● Exercise prompt
Go through the entries below and copy each line containing the word "автономного".

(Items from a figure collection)
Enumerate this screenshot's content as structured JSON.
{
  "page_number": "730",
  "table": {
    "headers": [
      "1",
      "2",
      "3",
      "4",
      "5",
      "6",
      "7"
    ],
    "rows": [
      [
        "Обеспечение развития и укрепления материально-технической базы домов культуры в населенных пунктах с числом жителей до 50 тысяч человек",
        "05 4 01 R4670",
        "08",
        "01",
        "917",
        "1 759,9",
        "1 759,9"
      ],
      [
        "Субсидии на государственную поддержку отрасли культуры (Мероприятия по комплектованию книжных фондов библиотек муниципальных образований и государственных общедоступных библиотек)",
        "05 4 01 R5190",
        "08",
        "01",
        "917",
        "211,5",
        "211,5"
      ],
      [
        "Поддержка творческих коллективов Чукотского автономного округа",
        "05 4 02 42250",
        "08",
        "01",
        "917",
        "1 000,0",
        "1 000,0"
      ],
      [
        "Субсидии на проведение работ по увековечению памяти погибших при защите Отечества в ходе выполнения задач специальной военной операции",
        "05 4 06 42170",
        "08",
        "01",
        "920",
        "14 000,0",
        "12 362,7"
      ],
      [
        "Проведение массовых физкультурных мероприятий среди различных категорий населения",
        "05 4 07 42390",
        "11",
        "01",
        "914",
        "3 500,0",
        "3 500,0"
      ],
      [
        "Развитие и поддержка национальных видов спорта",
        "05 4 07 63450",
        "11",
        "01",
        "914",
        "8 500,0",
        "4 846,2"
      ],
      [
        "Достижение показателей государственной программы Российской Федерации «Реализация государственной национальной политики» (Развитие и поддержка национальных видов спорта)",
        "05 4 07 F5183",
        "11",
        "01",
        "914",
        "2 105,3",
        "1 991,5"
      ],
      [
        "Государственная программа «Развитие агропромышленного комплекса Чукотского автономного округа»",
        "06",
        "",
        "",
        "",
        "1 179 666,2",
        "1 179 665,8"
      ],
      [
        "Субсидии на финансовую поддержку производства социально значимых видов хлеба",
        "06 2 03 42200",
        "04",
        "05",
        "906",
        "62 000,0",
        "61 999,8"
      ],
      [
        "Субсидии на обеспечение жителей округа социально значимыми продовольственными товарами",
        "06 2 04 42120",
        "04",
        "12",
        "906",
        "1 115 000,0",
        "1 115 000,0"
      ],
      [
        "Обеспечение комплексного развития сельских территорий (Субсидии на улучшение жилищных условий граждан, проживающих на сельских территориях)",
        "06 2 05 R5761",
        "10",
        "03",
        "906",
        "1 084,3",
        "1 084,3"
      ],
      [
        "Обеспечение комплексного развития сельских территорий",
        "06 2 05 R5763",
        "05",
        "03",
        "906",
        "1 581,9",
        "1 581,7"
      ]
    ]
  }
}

● Correct output
        "Поддержка творческих коллективов Чукотского автономного округа",
        "Государственная программа «Развитие агропромышленного комплекса Чукотского автономного округа»",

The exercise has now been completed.